▶ SHORT TASK
Within this material, how many lines have the string "chevron" in them? The answer is a number, with nothing added.

▶ DATA SHOWN

──────────────────────────────

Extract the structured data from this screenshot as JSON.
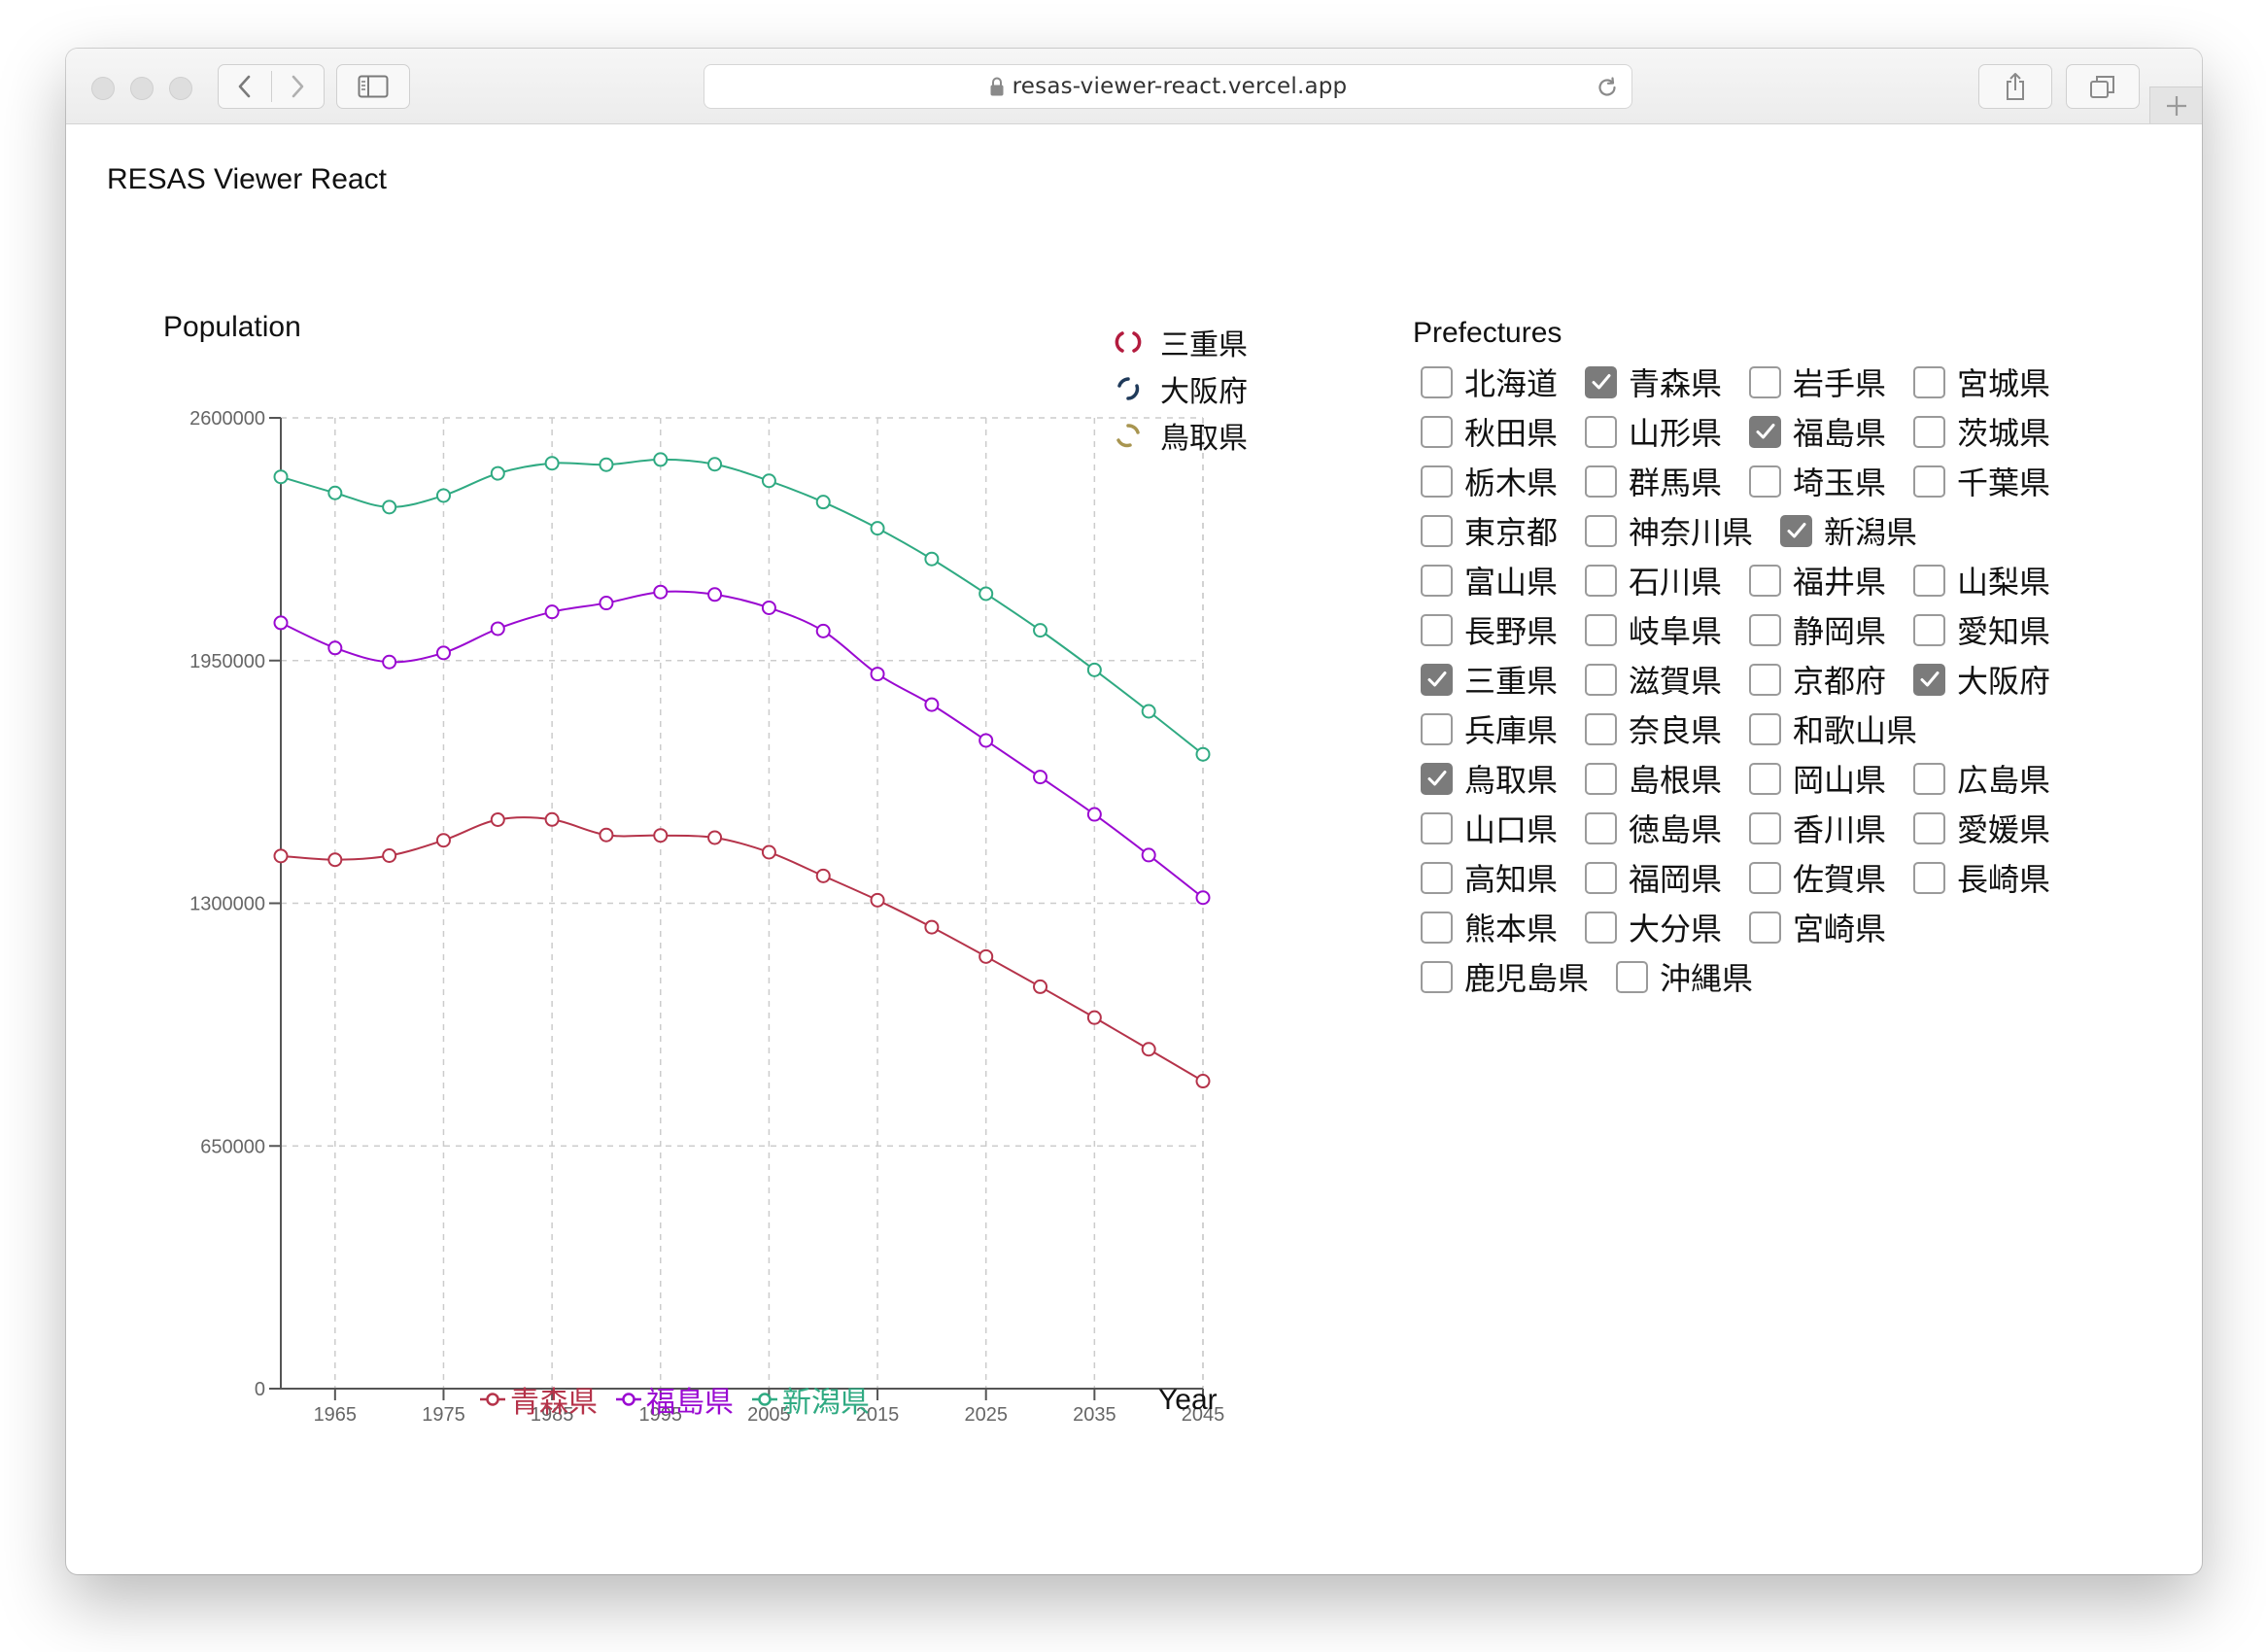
{
  "browser": {
    "url": "resas-viewer-react.vercel.app",
    "icons": {
      "back": "chevron-left-icon",
      "forward": "chevron-right-icon",
      "sidebar": "sidebar-icon",
      "lock": "lock-icon",
      "reload": "reload-icon",
      "share": "share-icon",
      "tabs": "tabs-icon",
      "new_tab": "plus-icon"
    }
  },
  "app": {
    "title": "RESAS Viewer React",
    "prefectures_title": "Prefectures",
    "loading_legend": [
      {
        "label": "三重県",
        "color": "#b31b3e"
      },
      {
        "label": "大阪府",
        "color": "#1f3a5a"
      },
      {
        "label": "鳥取県",
        "color": "#a89550"
      }
    ],
    "prefectures": [
      [
        {
          "label": "北海道",
          "checked": false
        },
        {
          "label": "青森県",
          "checked": true
        },
        {
          "label": "岩手県",
          "checked": false
        },
        {
          "label": "宮城県",
          "checked": false
        }
      ],
      [
        {
          "label": "秋田県",
          "checked": false
        },
        {
          "label": "山形県",
          "checked": false
        },
        {
          "label": "福島県",
          "checked": true
        },
        {
          "label": "茨城県",
          "checked": false
        }
      ],
      [
        {
          "label": "栃木県",
          "checked": false
        },
        {
          "label": "群馬県",
          "checked": false
        },
        {
          "label": "埼玉県",
          "checked": false
        },
        {
          "label": "千葉県",
          "checked": false
        }
      ],
      [
        {
          "label": "東京都",
          "checked": false
        },
        {
          "label": "神奈川県",
          "checked": false
        },
        {
          "label": "新潟県",
          "checked": true
        }
      ],
      [
        {
          "label": "富山県",
          "checked": false
        },
        {
          "label": "石川県",
          "checked": false
        },
        {
          "label": "福井県",
          "checked": false
        },
        {
          "label": "山梨県",
          "checked": false
        }
      ],
      [
        {
          "label": "長野県",
          "checked": false
        },
        {
          "label": "岐阜県",
          "checked": false
        },
        {
          "label": "静岡県",
          "checked": false
        },
        {
          "label": "愛知県",
          "checked": false
        }
      ],
      [
        {
          "label": "三重県",
          "checked": true
        },
        {
          "label": "滋賀県",
          "checked": false
        },
        {
          "label": "京都府",
          "checked": false
        },
        {
          "label": "大阪府",
          "checked": true
        }
      ],
      [
        {
          "label": "兵庫県",
          "checked": false
        },
        {
          "label": "奈良県",
          "checked": false
        },
        {
          "label": "和歌山県",
          "checked": false
        }
      ],
      [
        {
          "label": "鳥取県",
          "checked": true
        },
        {
          "label": "島根県",
          "checked": false
        },
        {
          "label": "岡山県",
          "checked": false
        },
        {
          "label": "広島県",
          "checked": false
        }
      ],
      [
        {
          "label": "山口県",
          "checked": false
        },
        {
          "label": "徳島県",
          "checked": false
        },
        {
          "label": "香川県",
          "checked": false
        },
        {
          "label": "愛媛県",
          "checked": false
        }
      ],
      [
        {
          "label": "高知県",
          "checked": false
        },
        {
          "label": "福岡県",
          "checked": false
        },
        {
          "label": "佐賀県",
          "checked": false
        },
        {
          "label": "長崎県",
          "checked": false
        }
      ],
      [
        {
          "label": "熊本県",
          "checked": false
        },
        {
          "label": "大分県",
          "checked": false
        },
        {
          "label": "宮崎県",
          "checked": false
        }
      ],
      [
        {
          "label": "鹿児島県",
          "checked": false
        },
        {
          "label": "沖縄県",
          "checked": false
        }
      ]
    ]
  },
  "chart_data": {
    "type": "line",
    "xlabel": "Year",
    "ylabel": "Population",
    "xlim": [
      1960,
      2045
    ],
    "ylim": [
      0,
      2600000
    ],
    "yticks": [
      "0",
      "650000",
      "1300000",
      "1950000",
      "2600000"
    ],
    "xticks": [
      "1965",
      "1975",
      "1985",
      "1995",
      "2005",
      "2015",
      "2025",
      "2035",
      "2045"
    ],
    "grid": true,
    "legend_position": "bottom",
    "x": [
      1960,
      1965,
      1970,
      1975,
      1980,
      1985,
      1990,
      1995,
      2000,
      2005,
      2010,
      2015,
      2020,
      2025,
      2030,
      2035,
      2040,
      2045
    ],
    "series": [
      {
        "name": "青森県",
        "color": "#b5334a",
        "values": [
          1426606,
          1416591,
          1427520,
          1468646,
          1523907,
          1524448,
          1482873,
          1481663,
          1475728,
          1436657,
          1373339,
          1308265,
          1235971,
          1157332,
          1076393,
          993737,
          908974,
          823610
        ]
      },
      {
        "name": "福島県",
        "color": "#9a09d1",
        "values": [
          2051137,
          1983754,
          1946077,
          1970616,
          2035272,
          2080304,
          2104058,
          2133592,
          2126935,
          2091319,
          2029064,
          1914039,
          1832000,
          1736000,
          1638000,
          1538000,
          1429000,
          1315000
        ]
      },
      {
        "name": "新潟県",
        "color": "#2faa82",
        "values": [
          2442037,
          2398931,
          2360982,
          2391938,
          2451357,
          2478470,
          2474583,
          2488364,
          2475733,
          2431459,
          2374450,
          2304264,
          2222000,
          2129000,
          2031000,
          1925000,
          1814000,
          1699000
        ]
      }
    ]
  }
}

──────────────────────────────

▶ ANSWER TO THIS PROBLEM
2